Of the lines in the listing, how many include the string "ПУТИ"? Write the number and nothing else.

#### Records for the exercise

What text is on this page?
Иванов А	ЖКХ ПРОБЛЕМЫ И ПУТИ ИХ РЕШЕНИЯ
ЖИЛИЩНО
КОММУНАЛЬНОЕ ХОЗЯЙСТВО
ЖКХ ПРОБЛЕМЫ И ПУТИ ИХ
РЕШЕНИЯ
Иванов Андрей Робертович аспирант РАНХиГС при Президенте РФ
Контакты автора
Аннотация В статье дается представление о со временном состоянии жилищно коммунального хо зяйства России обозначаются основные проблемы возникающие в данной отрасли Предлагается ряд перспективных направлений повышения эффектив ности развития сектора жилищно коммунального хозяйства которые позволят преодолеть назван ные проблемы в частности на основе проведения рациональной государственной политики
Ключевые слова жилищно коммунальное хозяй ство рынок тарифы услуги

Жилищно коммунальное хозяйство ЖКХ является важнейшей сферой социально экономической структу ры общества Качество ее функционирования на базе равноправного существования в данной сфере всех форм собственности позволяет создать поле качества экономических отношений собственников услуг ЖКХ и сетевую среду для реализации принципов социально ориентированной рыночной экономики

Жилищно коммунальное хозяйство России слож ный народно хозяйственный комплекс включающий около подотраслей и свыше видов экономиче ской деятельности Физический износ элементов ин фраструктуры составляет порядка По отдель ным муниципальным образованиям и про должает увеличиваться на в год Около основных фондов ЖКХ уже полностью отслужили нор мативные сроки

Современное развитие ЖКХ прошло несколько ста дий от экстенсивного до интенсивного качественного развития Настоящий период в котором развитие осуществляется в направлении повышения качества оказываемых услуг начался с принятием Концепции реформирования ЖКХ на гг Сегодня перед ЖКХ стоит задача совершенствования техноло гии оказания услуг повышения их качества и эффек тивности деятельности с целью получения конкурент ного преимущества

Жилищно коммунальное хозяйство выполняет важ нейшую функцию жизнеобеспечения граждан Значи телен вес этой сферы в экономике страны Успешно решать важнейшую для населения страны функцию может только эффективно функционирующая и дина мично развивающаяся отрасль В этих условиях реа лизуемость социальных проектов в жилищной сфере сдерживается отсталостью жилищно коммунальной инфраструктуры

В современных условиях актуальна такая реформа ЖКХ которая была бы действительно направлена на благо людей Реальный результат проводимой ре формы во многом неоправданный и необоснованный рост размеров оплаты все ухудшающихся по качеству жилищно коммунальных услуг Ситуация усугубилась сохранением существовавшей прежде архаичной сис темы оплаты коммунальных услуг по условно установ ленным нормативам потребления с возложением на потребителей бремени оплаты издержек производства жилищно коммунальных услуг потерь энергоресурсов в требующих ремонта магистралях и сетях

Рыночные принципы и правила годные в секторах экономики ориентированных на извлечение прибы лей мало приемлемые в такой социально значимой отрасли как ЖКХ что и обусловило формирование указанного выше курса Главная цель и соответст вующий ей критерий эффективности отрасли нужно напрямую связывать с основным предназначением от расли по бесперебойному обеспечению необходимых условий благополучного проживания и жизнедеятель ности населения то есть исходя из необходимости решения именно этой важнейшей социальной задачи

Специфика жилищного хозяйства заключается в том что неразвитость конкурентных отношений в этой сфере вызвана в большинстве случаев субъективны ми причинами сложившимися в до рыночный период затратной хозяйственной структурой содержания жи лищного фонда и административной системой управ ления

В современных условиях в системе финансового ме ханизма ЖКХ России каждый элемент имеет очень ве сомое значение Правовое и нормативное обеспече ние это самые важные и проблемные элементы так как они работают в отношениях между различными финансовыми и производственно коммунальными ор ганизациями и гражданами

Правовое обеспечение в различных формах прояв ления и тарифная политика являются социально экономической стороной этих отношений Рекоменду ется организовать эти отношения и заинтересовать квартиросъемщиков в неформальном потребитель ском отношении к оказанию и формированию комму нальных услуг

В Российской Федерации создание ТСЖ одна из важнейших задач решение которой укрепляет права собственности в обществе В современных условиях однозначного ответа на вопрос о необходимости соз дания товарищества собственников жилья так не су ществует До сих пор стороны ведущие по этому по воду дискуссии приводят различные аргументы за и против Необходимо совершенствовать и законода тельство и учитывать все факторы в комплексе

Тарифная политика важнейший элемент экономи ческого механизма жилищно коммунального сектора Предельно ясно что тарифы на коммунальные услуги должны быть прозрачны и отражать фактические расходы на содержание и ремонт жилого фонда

########

• _Correct output_
2